▸ Dataset records
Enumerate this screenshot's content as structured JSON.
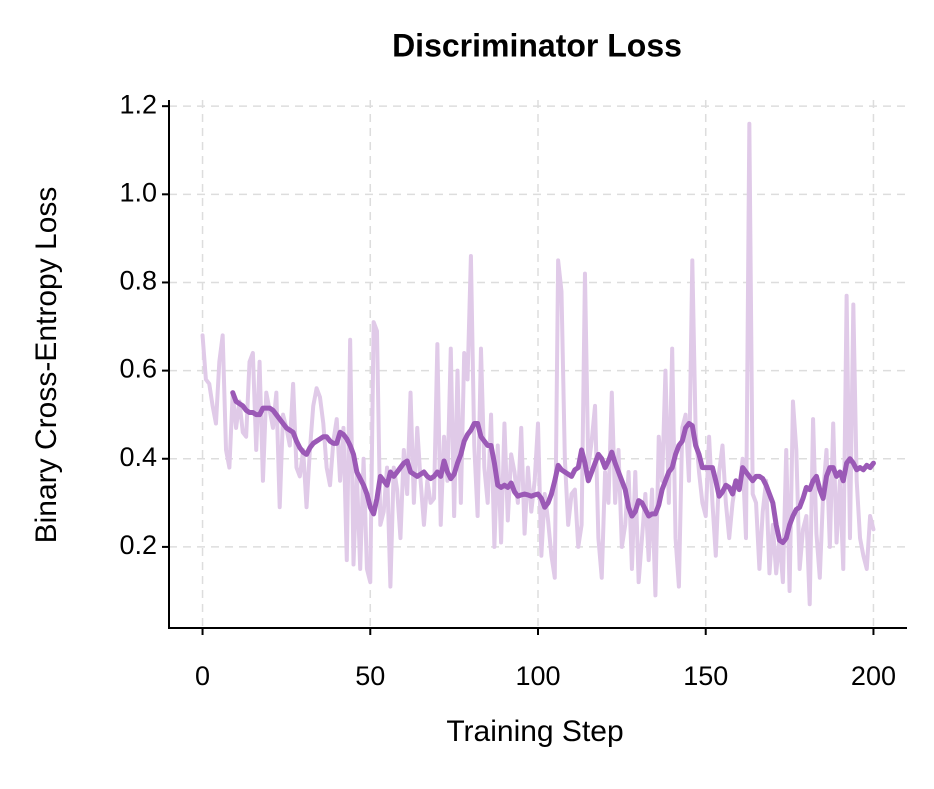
{
  "chart_data": {
    "type": "line",
    "title": "Discriminator Loss",
    "x_label": "Training Step",
    "y_label": "Binary Cross-Entropy Loss",
    "x": [
      0,
      1,
      2,
      3,
      4,
      5,
      6,
      7,
      8,
      9,
      10,
      11,
      12,
      13,
      14,
      15,
      16,
      17,
      18,
      19,
      20,
      21,
      22,
      23,
      24,
      25,
      26,
      27,
      28,
      29,
      30,
      31,
      32,
      33,
      34,
      35,
      36,
      37,
      38,
      39,
      40,
      41,
      42,
      43,
      44,
      45,
      46,
      47,
      48,
      49,
      50,
      51,
      52,
      53,
      54,
      55,
      56,
      57,
      58,
      59,
      60,
      61,
      62,
      63,
      64,
      65,
      66,
      67,
      68,
      69,
      70,
      71,
      72,
      73,
      74,
      75,
      76,
      77,
      78,
      79,
      80,
      81,
      82,
      83,
      84,
      85,
      86,
      87,
      88,
      89,
      90,
      91,
      92,
      93,
      94,
      95,
      96,
      97,
      98,
      99,
      100,
      101,
      102,
      103,
      104,
      105,
      106,
      107,
      108,
      109,
      110,
      111,
      112,
      113,
      114,
      115,
      116,
      117,
      118,
      119,
      120,
      121,
      122,
      123,
      124,
      125,
      126,
      127,
      128,
      129,
      130,
      131,
      132,
      133,
      134,
      135,
      136,
      137,
      138,
      139,
      140,
      141,
      142,
      143,
      144,
      145,
      146,
      147,
      148,
      149,
      150,
      151,
      152,
      153,
      154,
      155,
      156,
      157,
      158,
      159,
      160,
      161,
      162,
      163,
      164,
      165,
      166,
      167,
      168,
      169,
      170,
      171,
      172,
      173,
      174,
      175,
      176,
      177,
      178,
      179,
      180,
      181,
      182,
      183,
      184,
      185,
      186,
      187,
      188,
      189,
      190,
      191,
      192,
      193,
      194,
      195,
      196,
      197,
      198,
      199,
      200
    ],
    "series": [
      {
        "color": "#e0cae8",
        "values": [
          0.68,
          0.58,
          0.57,
          0.52,
          0.48,
          0.62,
          0.68,
          0.42,
          0.38,
          0.55,
          0.47,
          0.53,
          0.46,
          0.45,
          0.62,
          0.64,
          0.42,
          0.62,
          0.35,
          0.55,
          0.51,
          0.47,
          0.55,
          0.29,
          0.5,
          0.47,
          0.43,
          0.57,
          0.38,
          0.36,
          0.42,
          0.29,
          0.42,
          0.52,
          0.56,
          0.54,
          0.48,
          0.38,
          0.34,
          0.44,
          0.49,
          0.35,
          0.47,
          0.17,
          0.67,
          0.16,
          0.37,
          0.15,
          0.4,
          0.15,
          0.12,
          0.71,
          0.69,
          0.25,
          0.28,
          0.38,
          0.11,
          0.38,
          0.33,
          0.22,
          0.42,
          0.32,
          0.55,
          0.3,
          0.47,
          0.35,
          0.25,
          0.35,
          0.3,
          0.31,
          0.66,
          0.25,
          0.45,
          0.35,
          0.65,
          0.27,
          0.6,
          0.3,
          0.64,
          0.58,
          0.86,
          0.43,
          0.27,
          0.65,
          0.38,
          0.3,
          0.5,
          0.2,
          0.43,
          0.21,
          0.48,
          0.26,
          0.41,
          0.37,
          0.3,
          0.47,
          0.23,
          0.38,
          0.28,
          0.35,
          0.48,
          0.18,
          0.32,
          0.26,
          0.18,
          0.13,
          0.85,
          0.78,
          0.4,
          0.25,
          0.32,
          0.33,
          0.2,
          0.25,
          0.82,
          0.38,
          0.44,
          0.52,
          0.22,
          0.13,
          0.37,
          0.3,
          0.55,
          0.3,
          0.42,
          0.2,
          0.25,
          0.37,
          0.15,
          0.37,
          0.12,
          0.22,
          0.32,
          0.17,
          0.33,
          0.09,
          0.45,
          0.35,
          0.6,
          0.3,
          0.65,
          0.22,
          0.11,
          0.47,
          0.5,
          0.35,
          0.85,
          0.46,
          0.37,
          0.3,
          0.27,
          0.45,
          0.3,
          0.18,
          0.37,
          0.43,
          0.3,
          0.22,
          0.3,
          0.35,
          0.33,
          0.4,
          0.22,
          1.16,
          0.32,
          0.3,
          0.15,
          0.28,
          0.35,
          0.14,
          0.25,
          0.14,
          0.22,
          0.12,
          0.42,
          0.1,
          0.53,
          0.42,
          0.15,
          0.24,
          0.27,
          0.07,
          0.49,
          0.23,
          0.13,
          0.32,
          0.42,
          0.2,
          0.48,
          0.21,
          0.35,
          0.15,
          0.77,
          0.22,
          0.75,
          0.35,
          0.22,
          0.18,
          0.15,
          0.27,
          0.24
        ]
      },
      {
        "color": "#9b59b6",
        "values": [
          null,
          null,
          null,
          null,
          null,
          null,
          null,
          null,
          null,
          0.55,
          0.53,
          0.525,
          0.52,
          0.51,
          0.505,
          0.505,
          0.5,
          0.5,
          0.515,
          0.515,
          0.515,
          0.51,
          0.5,
          0.49,
          0.48,
          0.47,
          0.465,
          0.46,
          0.44,
          0.425,
          0.415,
          0.41,
          0.425,
          0.435,
          0.44,
          0.445,
          0.45,
          0.45,
          0.44,
          0.435,
          0.435,
          0.46,
          0.455,
          0.445,
          0.43,
          0.41,
          0.37,
          0.355,
          0.34,
          0.32,
          0.29,
          0.275,
          0.31,
          0.36,
          0.35,
          0.34,
          0.37,
          0.36,
          0.37,
          0.38,
          0.39,
          0.395,
          0.37,
          0.365,
          0.36,
          0.365,
          0.37,
          0.36,
          0.355,
          0.36,
          0.37,
          0.36,
          0.395,
          0.37,
          0.355,
          0.365,
          0.39,
          0.41,
          0.44,
          0.455,
          0.465,
          0.48,
          0.48,
          0.45,
          0.44,
          0.43,
          0.43,
          0.39,
          0.34,
          0.335,
          0.34,
          0.335,
          0.345,
          0.325,
          0.315,
          0.318,
          0.32,
          0.318,
          0.315,
          0.318,
          0.32,
          0.31,
          0.29,
          0.3,
          0.32,
          0.35,
          0.385,
          0.375,
          0.37,
          0.365,
          0.36,
          0.375,
          0.38,
          0.42,
          0.39,
          0.35,
          0.37,
          0.39,
          0.41,
          0.4,
          0.38,
          0.395,
          0.415,
          0.39,
          0.37,
          0.35,
          0.33,
          0.29,
          0.27,
          0.28,
          0.305,
          0.3,
          0.285,
          0.27,
          0.275,
          0.275,
          0.295,
          0.33,
          0.35,
          0.37,
          0.38,
          0.41,
          0.43,
          0.44,
          0.47,
          0.48,
          0.475,
          0.43,
          0.41,
          0.38,
          0.38,
          0.38,
          0.38,
          0.35,
          0.315,
          0.325,
          0.34,
          0.335,
          0.32,
          0.35,
          0.33,
          0.38,
          0.37,
          0.36,
          0.35,
          0.36,
          0.36,
          0.355,
          0.34,
          0.32,
          0.3,
          0.25,
          0.215,
          0.21,
          0.22,
          0.25,
          0.27,
          0.285,
          0.29,
          0.31,
          0.335,
          0.33,
          0.35,
          0.36,
          0.33,
          0.31,
          0.36,
          0.38,
          0.38,
          0.36,
          0.37,
          0.35,
          0.39,
          0.4,
          0.39,
          0.375,
          0.38,
          0.375,
          0.385,
          0.38,
          0.39
        ]
      }
    ],
    "xlim": [
      -10,
      210
    ],
    "ylim": [
      0.016,
      1.214
    ],
    "xticks": [
      0,
      50,
      100,
      150,
      200
    ],
    "yticks": [
      0.2,
      0.4,
      0.6,
      0.8,
      {
        "value": 1,
        "label": "1.0"
      },
      1.2
    ],
    "grid": true
  }
}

▸ To do
Identify the lines that contain the string "Loss", and copy every one of them.

▸ Response to this exercise
    "title": "Discriminator Loss",
    "y_label": "Binary Cross-Entropy Loss",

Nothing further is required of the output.